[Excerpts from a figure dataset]
____________
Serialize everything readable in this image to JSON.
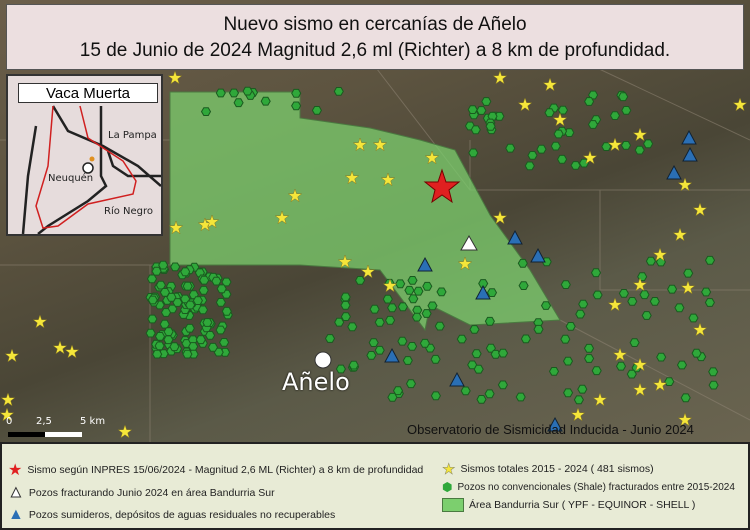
{
  "title": {
    "line1": "Nuevo sismo en cercanías de Añelo",
    "line2": "15 de Junio  de 2024   Magnitud 2,6  ml (Richter) a 8 km de profundidad."
  },
  "inset": {
    "title": "Vaca Muerta",
    "labels": {
      "la_pampa": "La Pampa",
      "neuquen": "Neuquén",
      "rio_negro": "Río Negro"
    }
  },
  "map": {
    "town": "Añelo",
    "watermark": "Observatorio de Sismicidad Inducida - Junio 2024",
    "scale": {
      "zero": "0",
      "mid": "2,5",
      "end": "5 km"
    }
  },
  "legend": {
    "quake": "Sismo según INPRES 15/06/2024 - Magnitud 2,6 ML (Richter) a 8 km de profundidad",
    "total_quakes": "Sismos totales 2015 - 2024 ( 481 sismos)",
    "fracturing": "Pozos fracturando Junio 2024 en área Bandurria Sur",
    "shale_wells": "Pozos no convencionales (Shale) fracturados entre 2015-2024",
    "area": "Área Bandurria Sur ( YPF - EQUINOR - SHELL )",
    "sinks": "Pozos sumideros, depósitos de aguas residuales no recuperables"
  },
  "colors": {
    "quake": "#e02020",
    "stars": "#f5e63a",
    "wells": "#2fa83a",
    "area": "#7ccf6e",
    "sinks": "#2a6fb5",
    "fracturing": "#ffffff"
  }
}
____________
• **Requirements**
Examine the records and pull out every line where the string "fracturing" occurs.

• **Right answer**
    "fracturing": "Pozos fracturando Junio 2024 en área Bandurria Sur",
    "fracturing": "#ffffff"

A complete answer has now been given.